**Collected data entries**
-------------------------
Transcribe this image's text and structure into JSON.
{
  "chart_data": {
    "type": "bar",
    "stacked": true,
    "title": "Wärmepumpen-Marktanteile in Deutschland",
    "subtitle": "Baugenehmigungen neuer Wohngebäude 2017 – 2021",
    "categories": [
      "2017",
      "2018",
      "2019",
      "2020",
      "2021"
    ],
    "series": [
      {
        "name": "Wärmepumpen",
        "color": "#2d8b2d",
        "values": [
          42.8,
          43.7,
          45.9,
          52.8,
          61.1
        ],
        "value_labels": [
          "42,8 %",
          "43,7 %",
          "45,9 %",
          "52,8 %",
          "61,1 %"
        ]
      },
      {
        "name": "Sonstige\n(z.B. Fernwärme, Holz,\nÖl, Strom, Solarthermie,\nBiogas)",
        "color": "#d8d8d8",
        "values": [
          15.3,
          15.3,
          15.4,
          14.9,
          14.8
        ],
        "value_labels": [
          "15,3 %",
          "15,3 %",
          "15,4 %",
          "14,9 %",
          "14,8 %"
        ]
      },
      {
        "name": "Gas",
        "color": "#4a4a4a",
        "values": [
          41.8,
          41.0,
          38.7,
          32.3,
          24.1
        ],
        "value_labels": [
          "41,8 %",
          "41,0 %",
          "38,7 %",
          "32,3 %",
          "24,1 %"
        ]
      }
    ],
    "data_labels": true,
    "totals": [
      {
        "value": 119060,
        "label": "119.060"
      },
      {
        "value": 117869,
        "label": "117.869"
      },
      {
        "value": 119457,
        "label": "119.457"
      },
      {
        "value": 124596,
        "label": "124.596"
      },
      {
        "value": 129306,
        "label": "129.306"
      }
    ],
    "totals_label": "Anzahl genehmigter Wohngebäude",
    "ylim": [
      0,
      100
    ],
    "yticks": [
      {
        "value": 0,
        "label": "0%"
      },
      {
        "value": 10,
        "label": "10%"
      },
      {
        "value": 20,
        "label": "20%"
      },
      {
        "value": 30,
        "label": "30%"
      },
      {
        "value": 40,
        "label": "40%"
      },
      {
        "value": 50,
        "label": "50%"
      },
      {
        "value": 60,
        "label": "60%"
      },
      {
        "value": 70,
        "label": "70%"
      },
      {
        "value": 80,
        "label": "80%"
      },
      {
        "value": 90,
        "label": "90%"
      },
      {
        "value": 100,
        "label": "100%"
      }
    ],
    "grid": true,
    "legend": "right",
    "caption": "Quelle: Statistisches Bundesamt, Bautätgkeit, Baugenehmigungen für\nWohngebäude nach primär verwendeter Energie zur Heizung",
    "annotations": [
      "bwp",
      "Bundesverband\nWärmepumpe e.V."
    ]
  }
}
-------------------------
**Work to do**
Return the whole listing exactly, with every line included.

**Expected answer**
Transcribe this image's text and structure into JSON.
{
  "chart_data": {
    "type": "bar",
    "stacked": true,
    "title": "Wärmepumpen-Marktanteile in Deutschland",
    "subtitle": "Baugenehmigungen neuer Wohngebäude 2017 – 2021",
    "categories": [
      "2017",
      "2018",
      "2019",
      "2020",
      "2021"
    ],
    "series": [
      {
        "name": "Wärmepumpen",
        "color": "#2d8b2d",
        "values": [
          42.8,
          43.7,
          45.9,
          52.8,
          61.1
        ],
        "value_labels": [
          "42,8 %",
          "43,7 %",
          "45,9 %",
          "52,8 %",
          "61,1 %"
        ]
      },
      {
        "name": "Sonstige\n(z.B. Fernwärme, Holz,\nÖl, Strom, Solarthermie,\nBiogas)",
        "color": "#d8d8d8",
        "values": [
          15.3,
          15.3,
          15.4,
          14.9,
          14.8
        ],
        "value_labels": [
          "15,3 %",
          "15,3 %",
          "15,4 %",
          "14,9 %",
          "14,8 %"
        ]
      },
      {
        "name": "Gas",
        "color": "#4a4a4a",
        "values": [
          41.8,
          41.0,
          38.7,
          32.3,
          24.1
        ],
        "value_labels": [
          "41,8 %",
          "41,0 %",
          "38,7 %",
          "32,3 %",
          "24,1 %"
        ]
      }
    ],
    "data_labels": true,
    "totals": [
      {
        "value": 119060,
        "label": "119.060"
      },
      {
        "value": 117869,
        "label": "117.869"
      },
      {
        "value": 119457,
        "label": "119.457"
      },
      {
        "value": 124596,
        "label": "124.596"
      },
      {
        "value": 129306,
        "label": "129.306"
      }
    ],
    "totals_label": "Anzahl genehmigter Wohngebäude",
    "ylim": [
      0,
      100
    ],
    "yticks": [
      {
        "value": 0,
        "label": "0%"
      },
      {
        "value": 10,
        "label": "10%"
      },
      {
        "value": 20,
        "label": "20%"
      },
      {
        "value": 30,
        "label": "30%"
      },
      {
        "value": 40,
        "label": "40%"
      },
      {
        "value": 50,
        "label": "50%"
      },
      {
        "value": 60,
        "label": "60%"
      },
      {
        "value": 70,
        "label": "70%"
      },
      {
        "value": 80,
        "label": "80%"
      },
      {
        "value": 90,
        "label": "90%"
      },
      {
        "value": 100,
        "label": "100%"
      }
    ],
    "grid": true,
    "legend": "right",
    "caption": "Quelle: Statistisches Bundesamt, Bautätgkeit, Baugenehmigungen für\nWohngebäude nach primär verwendeter Energie zur Heizung",
    "annotations": [
      "bwp",
      "Bundesverband\nWärmepumpe e.V."
    ]
  }
}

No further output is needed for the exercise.